* [TASK OBJECTIVE]
Reproduce every entry in the listing without alteration.

Stored data entries:
— START —

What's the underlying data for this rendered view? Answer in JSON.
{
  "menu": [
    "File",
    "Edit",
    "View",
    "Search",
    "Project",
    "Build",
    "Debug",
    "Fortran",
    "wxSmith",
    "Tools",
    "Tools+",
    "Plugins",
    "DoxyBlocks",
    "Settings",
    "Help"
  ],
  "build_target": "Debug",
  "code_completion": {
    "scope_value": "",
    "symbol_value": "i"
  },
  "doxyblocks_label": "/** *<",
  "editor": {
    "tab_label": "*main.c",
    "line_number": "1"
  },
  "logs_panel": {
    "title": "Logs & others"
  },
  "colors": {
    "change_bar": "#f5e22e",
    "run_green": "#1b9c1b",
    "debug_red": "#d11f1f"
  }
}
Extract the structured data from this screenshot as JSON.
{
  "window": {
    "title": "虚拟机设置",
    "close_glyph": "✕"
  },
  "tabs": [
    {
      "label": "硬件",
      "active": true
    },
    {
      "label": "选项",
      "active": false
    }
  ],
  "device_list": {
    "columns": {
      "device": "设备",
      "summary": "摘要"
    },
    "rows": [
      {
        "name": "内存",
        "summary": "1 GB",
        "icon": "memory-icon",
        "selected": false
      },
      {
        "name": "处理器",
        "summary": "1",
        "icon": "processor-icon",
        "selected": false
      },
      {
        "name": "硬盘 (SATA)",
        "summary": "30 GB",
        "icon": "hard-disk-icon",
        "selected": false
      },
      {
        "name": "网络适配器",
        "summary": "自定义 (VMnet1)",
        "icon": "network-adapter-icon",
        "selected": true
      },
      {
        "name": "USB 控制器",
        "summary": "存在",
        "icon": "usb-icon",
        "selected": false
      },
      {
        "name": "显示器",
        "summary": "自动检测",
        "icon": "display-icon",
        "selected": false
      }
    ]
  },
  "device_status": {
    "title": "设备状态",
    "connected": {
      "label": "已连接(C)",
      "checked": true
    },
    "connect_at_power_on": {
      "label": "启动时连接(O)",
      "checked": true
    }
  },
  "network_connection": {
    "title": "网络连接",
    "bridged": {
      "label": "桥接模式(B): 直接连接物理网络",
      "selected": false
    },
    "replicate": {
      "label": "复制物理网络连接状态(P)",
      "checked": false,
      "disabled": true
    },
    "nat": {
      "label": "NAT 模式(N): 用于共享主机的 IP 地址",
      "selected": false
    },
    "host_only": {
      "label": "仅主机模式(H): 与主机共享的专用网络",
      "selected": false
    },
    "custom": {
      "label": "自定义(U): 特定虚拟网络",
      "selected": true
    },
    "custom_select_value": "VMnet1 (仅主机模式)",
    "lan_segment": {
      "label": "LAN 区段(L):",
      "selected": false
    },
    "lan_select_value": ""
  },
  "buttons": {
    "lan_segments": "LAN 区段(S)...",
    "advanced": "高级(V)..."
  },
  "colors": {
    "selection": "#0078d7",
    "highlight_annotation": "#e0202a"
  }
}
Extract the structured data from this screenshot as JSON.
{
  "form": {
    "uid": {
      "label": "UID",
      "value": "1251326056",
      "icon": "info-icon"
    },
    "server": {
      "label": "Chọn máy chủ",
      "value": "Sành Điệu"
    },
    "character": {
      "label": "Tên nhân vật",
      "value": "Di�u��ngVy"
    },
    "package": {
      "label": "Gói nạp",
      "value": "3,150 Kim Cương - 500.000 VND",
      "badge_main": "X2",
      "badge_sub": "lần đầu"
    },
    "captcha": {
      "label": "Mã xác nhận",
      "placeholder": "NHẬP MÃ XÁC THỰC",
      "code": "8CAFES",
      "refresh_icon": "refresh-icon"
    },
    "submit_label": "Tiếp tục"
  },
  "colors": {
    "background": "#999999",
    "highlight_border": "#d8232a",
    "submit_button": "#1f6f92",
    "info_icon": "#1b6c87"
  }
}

— END —

* [RESULT]
What's the underlying data for this rendered view? Answer in JSON.
{
  "menu": [
    "File",
    "Edit",
    "View",
    "Search",
    "Project",
    "Build",
    "Debug",
    "Fortran",
    "wxSmith",
    "Tools",
    "Tools+",
    "Plugins",
    "DoxyBlocks",
    "Settings",
    "Help"
  ],
  "build_target": "Debug",
  "code_completion": {
    "scope_value": "",
    "symbol_value": "i"
  },
  "doxyblocks_label": "/** *<",
  "editor": {
    "tab_label": "*main.c",
    "line_number": "1"
  },
  "logs_panel": {
    "title": "Logs & others"
  },
  "colors": {
    "change_bar": "#f5e22e",
    "run_green": "#1b9c1b",
    "debug_red": "#d11f1f"
  }
}
Extract the structured data from this screenshot as JSON.
{
  "window": {
    "title": "虚拟机设置",
    "close_glyph": "✕"
  },
  "tabs": [
    {
      "label": "硬件",
      "active": true
    },
    {
      "label": "选项",
      "active": false
    }
  ],
  "device_list": {
    "columns": {
      "device": "设备",
      "summary": "摘要"
    },
    "rows": [
      {
        "name": "内存",
        "summary": "1 GB",
        "icon": "memory-icon",
        "selected": false
      },
      {
        "name": "处理器",
        "summary": "1",
        "icon": "processor-icon",
        "selected": false
      },
      {
        "name": "硬盘 (SATA)",
        "summary": "30 GB",
        "icon": "hard-disk-icon",
        "selected": false
      },
      {
        "name": "网络适配器",
        "summary": "自定义 (VMnet1)",
        "icon": "network-adapter-icon",
        "selected": true
      },
      {
        "name": "USB 控制器",
        "summary": "存在",
        "icon": "usb-icon",
        "selected": false
      },
      {
        "name": "显示器",
        "summary": "自动检测",
        "icon": "display-icon",
        "selected": false
      }
    ]
  },
  "device_status": {
    "title": "设备状态",
    "connected": {
      "label": "已连接(C)",
      "checked": true
    },
    "connect_at_power_on": {
      "label": "启动时连接(O)",
      "checked": true
    }
  },
  "network_connection": {
    "title": "网络连接",
    "bridged": {
      "label": "桥接模式(B): 直接连接物理网络",
      "selected": false
    },
    "replicate": {
      "label": "复制物理网络连接状态(P)",
      "checked": false,
      "disabled": true
    },
    "nat": {
      "label": "NAT 模式(N): 用于共享主机的 IP 地址",
      "selected": false
    },
    "host_only": {
      "label": "仅主机模式(H): 与主机共享的专用网络",
      "selected": false
    },
    "custom": {
      "label": "自定义(U): 特定虚拟网络",
      "selected": true
    },
    "custom_select_value": "VMnet1 (仅主机模式)",
    "lan_segment": {
      "label": "LAN 区段(L):",
      "selected": false
    },
    "lan_select_value": ""
  },
  "buttons": {
    "lan_segments": "LAN 区段(S)...",
    "advanced": "高级(V)..."
  },
  "colors": {
    "selection": "#0078d7",
    "highlight_annotation": "#e0202a"
  }
}
Extract the structured data from this screenshot as JSON.
{
  "form": {
    "uid": {
      "label": "UID",
      "value": "1251326056",
      "icon": "info-icon"
    },
    "server": {
      "label": "Chọn máy chủ",
      "value": "Sành Điệu"
    },
    "character": {
      "label": "Tên nhân vật",
      "value": "Di�u��ngVy"
    },
    "package": {
      "label": "Gói nạp",
      "value": "3,150 Kim Cương - 500.000 VND",
      "badge_main": "X2",
      "badge_sub": "lần đầu"
    },
    "captcha": {
      "label": "Mã xác nhận",
      "placeholder": "NHẬP MÃ XÁC THỰC",
      "code": "8CAFES",
      "refresh_icon": "refresh-icon"
    },
    "submit_label": "Tiếp tục"
  },
  "colors": {
    "background": "#999999",
    "highlight_border": "#d8232a",
    "submit_button": "#1f6f92",
    "info_icon": "#1b6c87"
  }
}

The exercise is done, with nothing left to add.